### [WORK TO COMPLETE]
Check each line of the records for "termékek"; collect those that have it.

(Recorded data)
▶

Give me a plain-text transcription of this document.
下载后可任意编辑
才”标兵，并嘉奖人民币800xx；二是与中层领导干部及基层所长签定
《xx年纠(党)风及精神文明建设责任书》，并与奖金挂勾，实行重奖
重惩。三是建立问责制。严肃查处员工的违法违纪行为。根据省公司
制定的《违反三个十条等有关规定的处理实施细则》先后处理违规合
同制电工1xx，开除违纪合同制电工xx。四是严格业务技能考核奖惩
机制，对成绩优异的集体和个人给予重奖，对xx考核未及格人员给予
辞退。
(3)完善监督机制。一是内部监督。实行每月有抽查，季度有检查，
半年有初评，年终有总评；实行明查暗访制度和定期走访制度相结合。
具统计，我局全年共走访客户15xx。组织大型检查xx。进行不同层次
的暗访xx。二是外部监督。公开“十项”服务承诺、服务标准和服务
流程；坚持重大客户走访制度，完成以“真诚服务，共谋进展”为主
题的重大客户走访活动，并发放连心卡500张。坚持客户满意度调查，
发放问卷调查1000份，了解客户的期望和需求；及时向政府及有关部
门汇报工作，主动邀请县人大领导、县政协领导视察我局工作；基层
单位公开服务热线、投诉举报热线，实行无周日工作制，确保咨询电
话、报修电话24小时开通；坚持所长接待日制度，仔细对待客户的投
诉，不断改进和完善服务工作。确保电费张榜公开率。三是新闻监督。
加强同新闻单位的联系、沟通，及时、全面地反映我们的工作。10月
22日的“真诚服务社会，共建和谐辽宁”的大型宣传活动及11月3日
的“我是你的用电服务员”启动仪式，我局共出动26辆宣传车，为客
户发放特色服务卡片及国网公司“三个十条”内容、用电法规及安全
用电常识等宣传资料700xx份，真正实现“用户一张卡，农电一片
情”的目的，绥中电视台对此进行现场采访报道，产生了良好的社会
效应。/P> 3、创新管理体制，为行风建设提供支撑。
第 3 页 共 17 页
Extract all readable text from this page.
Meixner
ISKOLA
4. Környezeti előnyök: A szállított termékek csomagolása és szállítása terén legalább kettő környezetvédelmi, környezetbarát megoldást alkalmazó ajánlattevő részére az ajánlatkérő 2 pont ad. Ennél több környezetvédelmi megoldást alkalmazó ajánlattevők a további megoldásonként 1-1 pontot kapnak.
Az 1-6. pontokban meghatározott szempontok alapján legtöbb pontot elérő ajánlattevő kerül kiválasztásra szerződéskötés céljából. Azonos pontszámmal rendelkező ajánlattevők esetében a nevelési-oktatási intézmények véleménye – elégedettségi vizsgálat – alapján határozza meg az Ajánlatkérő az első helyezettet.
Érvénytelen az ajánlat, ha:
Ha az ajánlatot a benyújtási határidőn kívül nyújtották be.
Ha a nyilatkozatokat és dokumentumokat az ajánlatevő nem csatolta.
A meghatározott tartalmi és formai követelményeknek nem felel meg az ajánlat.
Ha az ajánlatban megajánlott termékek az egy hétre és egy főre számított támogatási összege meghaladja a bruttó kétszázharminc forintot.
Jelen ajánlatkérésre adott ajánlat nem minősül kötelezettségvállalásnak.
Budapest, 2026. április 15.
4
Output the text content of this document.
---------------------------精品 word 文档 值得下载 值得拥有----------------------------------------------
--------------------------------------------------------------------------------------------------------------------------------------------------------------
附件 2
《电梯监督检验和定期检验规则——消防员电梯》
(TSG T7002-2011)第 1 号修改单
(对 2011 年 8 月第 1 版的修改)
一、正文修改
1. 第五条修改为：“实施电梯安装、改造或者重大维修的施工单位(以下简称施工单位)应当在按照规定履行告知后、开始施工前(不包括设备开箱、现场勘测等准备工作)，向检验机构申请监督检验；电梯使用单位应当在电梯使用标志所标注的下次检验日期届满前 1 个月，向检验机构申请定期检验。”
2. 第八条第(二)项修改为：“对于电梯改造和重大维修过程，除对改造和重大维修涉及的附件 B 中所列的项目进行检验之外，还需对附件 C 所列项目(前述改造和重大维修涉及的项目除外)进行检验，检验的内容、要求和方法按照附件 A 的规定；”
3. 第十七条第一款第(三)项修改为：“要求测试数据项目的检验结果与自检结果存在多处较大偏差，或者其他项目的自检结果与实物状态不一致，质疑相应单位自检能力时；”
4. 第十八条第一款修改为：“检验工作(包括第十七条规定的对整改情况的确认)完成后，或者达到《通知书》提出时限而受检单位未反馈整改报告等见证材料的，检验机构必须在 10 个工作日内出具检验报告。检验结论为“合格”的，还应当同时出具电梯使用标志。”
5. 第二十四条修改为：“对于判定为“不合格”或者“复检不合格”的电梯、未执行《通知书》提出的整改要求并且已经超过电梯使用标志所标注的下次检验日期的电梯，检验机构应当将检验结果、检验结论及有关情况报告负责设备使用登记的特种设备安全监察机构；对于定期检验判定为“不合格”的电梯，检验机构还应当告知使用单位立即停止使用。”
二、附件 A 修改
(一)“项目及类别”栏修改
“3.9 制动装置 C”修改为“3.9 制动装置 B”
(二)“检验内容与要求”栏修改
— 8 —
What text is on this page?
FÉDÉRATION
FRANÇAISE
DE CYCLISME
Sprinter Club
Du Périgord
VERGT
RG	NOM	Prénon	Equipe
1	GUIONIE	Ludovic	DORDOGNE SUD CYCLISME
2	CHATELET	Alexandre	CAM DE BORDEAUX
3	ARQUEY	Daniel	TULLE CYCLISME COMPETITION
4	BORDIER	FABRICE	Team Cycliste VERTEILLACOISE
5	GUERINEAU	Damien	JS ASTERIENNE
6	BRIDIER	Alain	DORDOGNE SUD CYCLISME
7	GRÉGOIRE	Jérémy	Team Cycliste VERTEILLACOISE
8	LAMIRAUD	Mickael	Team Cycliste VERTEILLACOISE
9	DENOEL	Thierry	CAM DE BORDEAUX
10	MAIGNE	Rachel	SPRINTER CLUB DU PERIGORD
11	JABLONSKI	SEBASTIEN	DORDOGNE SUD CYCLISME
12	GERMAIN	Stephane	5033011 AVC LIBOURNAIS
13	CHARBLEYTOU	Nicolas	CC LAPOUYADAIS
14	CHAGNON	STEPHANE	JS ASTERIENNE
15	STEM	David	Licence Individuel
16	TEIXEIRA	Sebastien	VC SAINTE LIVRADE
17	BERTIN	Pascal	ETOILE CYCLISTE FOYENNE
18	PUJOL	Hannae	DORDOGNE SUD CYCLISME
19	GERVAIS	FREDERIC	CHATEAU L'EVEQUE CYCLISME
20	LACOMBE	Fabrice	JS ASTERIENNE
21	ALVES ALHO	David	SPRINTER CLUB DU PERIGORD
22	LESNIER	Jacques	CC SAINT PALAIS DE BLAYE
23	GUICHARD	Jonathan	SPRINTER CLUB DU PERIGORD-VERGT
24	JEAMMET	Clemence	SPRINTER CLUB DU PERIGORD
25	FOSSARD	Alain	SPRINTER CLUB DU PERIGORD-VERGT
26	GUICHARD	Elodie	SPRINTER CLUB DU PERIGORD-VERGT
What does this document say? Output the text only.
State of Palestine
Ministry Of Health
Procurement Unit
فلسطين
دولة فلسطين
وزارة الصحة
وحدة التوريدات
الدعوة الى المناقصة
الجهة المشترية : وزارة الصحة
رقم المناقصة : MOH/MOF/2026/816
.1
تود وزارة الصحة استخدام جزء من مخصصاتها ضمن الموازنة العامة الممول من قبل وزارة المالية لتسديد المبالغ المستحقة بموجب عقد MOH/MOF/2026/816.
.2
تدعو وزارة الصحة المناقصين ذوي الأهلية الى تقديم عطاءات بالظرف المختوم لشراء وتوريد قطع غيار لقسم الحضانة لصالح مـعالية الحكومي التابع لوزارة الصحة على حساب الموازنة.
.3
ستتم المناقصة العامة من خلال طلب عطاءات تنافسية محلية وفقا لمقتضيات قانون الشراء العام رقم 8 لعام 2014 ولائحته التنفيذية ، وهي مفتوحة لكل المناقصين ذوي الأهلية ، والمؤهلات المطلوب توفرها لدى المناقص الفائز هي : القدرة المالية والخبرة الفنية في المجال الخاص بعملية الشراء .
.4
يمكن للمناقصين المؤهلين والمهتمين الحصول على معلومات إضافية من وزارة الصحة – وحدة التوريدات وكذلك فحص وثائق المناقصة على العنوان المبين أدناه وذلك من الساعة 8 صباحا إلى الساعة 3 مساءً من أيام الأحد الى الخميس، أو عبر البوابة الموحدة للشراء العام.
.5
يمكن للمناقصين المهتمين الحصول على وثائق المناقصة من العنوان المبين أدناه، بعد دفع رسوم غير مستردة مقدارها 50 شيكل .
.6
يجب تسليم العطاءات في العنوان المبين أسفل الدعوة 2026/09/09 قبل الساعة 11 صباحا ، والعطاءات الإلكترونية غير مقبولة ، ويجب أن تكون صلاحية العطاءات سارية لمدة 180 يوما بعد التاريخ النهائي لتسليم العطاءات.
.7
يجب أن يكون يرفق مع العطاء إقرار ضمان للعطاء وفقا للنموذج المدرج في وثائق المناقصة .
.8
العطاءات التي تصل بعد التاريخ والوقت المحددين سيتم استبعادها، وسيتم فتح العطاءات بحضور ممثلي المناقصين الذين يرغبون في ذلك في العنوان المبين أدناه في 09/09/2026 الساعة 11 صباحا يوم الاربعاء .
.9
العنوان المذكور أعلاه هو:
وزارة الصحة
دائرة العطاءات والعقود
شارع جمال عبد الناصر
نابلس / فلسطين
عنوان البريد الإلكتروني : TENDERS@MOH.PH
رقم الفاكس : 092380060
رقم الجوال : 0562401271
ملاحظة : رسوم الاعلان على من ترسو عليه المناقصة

◀

### [FULL RESPONSE]
4. Környezeti előnyök: A szállított termékek csomagolása és szállítása terén legalább kettő környezetvédelmi, környezetbarát megoldást alkalmazó ajánlattevő részére az ajánlatkérő 2 pont ad. Ennél több környezetvédelmi megoldást alkalmazó ajánlattevők a további megoldásonként 1-1 pontot kapnak.
Ha az ajánlatban megajánlott termékek az egy hétre és egy főre számított támogatási összege meghaladja a bruttó kétszázharminc forintot.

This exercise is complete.